>> START Records for this exercise

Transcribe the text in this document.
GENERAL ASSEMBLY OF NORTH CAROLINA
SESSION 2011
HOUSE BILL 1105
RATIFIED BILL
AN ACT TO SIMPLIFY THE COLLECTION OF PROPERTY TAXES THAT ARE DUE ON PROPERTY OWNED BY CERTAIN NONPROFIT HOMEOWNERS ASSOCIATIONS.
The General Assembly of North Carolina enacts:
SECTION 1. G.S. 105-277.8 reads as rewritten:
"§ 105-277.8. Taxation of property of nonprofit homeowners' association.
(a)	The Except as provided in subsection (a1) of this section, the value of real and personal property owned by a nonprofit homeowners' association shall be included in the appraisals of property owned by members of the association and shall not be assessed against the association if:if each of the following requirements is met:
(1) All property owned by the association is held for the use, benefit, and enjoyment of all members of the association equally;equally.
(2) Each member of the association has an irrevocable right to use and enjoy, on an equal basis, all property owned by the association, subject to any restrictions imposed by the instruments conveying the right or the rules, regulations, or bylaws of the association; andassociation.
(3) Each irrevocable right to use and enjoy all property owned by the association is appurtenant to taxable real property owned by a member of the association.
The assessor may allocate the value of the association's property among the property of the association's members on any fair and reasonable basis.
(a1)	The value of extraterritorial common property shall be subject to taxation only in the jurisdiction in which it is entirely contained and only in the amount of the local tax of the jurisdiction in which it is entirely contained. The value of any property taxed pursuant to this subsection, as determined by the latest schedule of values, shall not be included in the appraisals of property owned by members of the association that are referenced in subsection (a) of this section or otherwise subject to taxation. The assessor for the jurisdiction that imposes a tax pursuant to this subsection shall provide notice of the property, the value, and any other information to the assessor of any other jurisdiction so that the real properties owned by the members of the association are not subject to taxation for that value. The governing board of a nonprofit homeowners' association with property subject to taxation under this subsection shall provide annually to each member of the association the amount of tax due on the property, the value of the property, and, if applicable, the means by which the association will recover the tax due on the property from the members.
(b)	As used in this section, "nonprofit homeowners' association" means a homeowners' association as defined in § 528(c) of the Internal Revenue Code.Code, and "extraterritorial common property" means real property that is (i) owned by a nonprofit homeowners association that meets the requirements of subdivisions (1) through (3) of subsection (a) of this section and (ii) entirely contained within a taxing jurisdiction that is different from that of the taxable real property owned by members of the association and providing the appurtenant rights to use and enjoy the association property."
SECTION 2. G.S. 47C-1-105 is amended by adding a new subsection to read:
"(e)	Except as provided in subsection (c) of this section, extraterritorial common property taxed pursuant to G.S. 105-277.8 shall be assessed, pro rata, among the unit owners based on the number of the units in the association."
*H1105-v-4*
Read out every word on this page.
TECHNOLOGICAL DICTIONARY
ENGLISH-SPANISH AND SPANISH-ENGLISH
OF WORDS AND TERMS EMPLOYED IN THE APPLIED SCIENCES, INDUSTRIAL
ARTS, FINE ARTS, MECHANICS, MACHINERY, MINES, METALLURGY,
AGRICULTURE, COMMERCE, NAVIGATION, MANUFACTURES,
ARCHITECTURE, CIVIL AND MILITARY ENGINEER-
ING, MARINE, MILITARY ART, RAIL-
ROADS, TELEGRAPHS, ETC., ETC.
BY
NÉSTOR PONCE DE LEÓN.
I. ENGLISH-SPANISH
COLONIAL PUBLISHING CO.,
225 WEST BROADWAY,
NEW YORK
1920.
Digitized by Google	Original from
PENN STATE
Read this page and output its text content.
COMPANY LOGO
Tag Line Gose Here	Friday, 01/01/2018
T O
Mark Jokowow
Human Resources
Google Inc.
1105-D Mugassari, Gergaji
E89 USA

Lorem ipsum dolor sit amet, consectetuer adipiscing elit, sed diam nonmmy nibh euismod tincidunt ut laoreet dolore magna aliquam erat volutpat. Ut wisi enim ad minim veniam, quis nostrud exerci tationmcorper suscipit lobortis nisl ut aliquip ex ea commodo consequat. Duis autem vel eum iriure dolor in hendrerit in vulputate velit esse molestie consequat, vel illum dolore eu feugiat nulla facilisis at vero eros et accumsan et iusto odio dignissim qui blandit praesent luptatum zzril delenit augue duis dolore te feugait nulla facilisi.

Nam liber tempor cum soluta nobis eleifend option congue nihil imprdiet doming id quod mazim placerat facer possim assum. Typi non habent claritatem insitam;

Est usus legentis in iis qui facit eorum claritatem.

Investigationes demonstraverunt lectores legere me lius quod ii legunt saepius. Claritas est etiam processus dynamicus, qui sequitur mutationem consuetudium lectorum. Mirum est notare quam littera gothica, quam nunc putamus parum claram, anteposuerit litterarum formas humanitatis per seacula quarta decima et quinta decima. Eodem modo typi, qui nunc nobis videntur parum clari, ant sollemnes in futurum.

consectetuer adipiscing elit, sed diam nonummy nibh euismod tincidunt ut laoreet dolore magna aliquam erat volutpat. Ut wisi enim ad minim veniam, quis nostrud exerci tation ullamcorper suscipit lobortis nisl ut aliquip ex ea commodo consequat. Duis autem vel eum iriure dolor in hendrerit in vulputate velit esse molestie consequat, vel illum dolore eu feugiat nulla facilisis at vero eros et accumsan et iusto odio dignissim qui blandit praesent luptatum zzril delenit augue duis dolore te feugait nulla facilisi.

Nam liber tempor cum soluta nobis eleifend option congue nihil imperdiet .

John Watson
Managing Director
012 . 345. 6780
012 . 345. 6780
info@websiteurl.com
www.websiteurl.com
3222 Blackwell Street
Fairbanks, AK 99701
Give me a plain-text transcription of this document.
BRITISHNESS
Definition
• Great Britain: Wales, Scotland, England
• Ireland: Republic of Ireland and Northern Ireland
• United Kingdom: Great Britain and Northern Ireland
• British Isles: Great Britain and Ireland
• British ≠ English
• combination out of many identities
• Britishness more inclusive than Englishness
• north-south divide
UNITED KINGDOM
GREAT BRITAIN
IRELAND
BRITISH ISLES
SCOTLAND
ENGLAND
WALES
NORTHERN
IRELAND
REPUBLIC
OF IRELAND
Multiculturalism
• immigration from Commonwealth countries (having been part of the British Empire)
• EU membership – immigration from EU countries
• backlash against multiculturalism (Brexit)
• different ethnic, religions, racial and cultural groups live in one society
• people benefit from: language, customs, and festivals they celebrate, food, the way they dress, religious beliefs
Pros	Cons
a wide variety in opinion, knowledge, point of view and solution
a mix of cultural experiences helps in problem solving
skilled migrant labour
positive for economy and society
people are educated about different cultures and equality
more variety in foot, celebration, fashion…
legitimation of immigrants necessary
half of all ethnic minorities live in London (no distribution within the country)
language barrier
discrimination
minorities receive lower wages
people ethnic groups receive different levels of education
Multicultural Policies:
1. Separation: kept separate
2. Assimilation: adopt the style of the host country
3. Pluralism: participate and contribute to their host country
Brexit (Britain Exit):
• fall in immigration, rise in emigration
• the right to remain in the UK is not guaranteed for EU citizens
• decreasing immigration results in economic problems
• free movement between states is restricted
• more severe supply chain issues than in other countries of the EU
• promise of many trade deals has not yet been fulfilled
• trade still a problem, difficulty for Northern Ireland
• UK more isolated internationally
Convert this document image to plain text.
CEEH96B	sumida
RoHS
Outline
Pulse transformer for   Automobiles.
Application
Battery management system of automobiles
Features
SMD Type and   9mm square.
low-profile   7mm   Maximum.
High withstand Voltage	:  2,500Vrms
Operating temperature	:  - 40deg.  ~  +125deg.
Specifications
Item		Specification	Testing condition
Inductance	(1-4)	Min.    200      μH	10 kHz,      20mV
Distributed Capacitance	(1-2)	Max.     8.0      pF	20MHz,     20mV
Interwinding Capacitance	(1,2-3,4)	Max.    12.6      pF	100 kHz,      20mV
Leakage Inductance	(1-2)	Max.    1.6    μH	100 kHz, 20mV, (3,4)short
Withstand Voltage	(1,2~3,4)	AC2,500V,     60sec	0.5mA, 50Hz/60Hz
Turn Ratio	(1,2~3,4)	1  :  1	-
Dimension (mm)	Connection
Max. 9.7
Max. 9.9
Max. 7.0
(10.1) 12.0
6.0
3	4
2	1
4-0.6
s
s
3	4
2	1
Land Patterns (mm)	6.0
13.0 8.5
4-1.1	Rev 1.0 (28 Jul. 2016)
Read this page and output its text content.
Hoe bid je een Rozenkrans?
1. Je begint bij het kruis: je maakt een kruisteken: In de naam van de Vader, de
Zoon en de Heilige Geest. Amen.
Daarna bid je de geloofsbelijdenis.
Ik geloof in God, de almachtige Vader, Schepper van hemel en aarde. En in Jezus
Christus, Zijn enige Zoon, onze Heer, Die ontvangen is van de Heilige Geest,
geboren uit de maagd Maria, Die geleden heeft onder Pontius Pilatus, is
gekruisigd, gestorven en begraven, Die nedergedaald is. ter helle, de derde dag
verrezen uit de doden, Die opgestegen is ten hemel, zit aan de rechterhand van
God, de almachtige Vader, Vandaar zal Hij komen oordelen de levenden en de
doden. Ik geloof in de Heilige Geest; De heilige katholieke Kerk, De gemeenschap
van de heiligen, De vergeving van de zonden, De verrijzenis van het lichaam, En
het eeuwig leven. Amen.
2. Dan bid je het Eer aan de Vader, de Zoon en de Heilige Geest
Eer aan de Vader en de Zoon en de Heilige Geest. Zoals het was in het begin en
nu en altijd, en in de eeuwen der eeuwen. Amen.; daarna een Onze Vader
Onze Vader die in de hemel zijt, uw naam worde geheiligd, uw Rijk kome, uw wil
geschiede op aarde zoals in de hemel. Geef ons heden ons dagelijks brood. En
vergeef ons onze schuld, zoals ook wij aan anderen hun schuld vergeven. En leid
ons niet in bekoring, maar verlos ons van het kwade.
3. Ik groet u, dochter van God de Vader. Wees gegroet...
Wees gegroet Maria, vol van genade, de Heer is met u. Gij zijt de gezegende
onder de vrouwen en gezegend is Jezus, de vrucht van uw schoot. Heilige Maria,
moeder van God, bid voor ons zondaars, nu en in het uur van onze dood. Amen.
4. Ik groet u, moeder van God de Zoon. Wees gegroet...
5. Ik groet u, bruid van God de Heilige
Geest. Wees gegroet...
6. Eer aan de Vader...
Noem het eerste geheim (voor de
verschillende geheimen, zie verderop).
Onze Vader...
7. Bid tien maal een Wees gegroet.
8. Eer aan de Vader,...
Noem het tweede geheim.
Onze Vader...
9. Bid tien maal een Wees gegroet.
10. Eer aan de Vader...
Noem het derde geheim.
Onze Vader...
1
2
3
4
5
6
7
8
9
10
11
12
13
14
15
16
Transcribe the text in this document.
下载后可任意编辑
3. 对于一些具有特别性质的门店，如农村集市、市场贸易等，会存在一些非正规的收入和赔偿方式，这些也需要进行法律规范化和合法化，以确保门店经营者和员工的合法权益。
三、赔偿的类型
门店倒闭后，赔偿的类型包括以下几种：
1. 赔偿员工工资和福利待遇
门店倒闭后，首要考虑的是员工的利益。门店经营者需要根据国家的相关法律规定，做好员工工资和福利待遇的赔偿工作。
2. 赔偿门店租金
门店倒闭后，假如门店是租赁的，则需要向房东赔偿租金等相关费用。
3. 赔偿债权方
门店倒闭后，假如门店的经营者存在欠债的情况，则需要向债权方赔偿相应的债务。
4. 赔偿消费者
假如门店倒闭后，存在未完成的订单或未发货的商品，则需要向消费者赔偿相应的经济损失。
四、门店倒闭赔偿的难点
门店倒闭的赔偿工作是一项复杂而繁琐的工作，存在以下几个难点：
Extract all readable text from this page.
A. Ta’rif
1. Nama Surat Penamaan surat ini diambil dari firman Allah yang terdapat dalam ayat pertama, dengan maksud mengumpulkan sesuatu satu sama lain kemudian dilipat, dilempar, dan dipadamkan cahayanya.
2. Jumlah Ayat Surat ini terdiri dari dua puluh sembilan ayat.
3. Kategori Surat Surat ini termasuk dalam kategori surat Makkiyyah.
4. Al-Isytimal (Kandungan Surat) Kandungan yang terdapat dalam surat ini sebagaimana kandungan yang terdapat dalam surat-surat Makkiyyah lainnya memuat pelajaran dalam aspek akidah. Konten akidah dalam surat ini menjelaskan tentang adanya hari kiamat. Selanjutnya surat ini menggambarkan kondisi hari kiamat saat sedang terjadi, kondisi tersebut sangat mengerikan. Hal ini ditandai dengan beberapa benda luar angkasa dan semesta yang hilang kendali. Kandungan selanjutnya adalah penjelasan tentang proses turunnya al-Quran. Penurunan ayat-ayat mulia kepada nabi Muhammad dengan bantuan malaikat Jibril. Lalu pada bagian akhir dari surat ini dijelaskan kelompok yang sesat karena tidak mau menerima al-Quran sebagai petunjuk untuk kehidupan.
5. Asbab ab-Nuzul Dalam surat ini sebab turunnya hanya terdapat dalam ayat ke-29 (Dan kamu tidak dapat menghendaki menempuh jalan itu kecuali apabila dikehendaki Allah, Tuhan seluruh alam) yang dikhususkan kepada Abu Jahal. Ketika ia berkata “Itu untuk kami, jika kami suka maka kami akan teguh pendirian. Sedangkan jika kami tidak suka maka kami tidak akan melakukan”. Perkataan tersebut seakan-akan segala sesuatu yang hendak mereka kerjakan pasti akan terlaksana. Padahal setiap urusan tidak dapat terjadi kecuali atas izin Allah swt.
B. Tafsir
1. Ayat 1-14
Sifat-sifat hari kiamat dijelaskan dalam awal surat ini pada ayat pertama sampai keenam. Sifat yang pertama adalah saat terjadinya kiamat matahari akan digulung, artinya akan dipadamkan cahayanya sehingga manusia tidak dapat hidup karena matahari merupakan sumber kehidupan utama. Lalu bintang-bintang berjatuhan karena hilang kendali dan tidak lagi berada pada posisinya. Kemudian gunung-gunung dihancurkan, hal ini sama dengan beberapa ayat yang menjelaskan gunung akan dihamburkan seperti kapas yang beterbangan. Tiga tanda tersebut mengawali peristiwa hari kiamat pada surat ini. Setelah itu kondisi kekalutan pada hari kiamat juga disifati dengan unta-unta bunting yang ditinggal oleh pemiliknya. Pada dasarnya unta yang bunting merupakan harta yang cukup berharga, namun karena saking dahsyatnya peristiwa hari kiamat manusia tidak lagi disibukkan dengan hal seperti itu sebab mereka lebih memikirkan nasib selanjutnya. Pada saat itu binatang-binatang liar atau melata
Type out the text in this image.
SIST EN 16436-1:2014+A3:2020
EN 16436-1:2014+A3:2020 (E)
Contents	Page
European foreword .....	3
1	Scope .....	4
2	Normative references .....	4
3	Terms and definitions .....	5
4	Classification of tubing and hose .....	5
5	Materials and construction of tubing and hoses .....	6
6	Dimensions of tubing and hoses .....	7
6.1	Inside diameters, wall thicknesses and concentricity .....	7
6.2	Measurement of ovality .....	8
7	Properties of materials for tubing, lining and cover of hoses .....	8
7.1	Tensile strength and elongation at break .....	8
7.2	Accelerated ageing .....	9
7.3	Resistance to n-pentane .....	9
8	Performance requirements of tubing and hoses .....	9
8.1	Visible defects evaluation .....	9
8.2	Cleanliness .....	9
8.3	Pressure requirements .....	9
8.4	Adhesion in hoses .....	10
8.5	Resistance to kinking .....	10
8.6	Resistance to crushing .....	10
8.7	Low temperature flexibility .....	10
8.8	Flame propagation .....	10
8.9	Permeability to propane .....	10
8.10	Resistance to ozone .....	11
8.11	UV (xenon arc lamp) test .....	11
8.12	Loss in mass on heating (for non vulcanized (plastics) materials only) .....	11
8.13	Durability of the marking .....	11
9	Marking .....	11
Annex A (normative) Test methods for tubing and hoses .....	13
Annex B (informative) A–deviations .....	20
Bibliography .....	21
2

>> END Records for this exercise

For the entries shown above, give the number of lines that include the word "minorities", without any other text.

» **Worked solution**: 2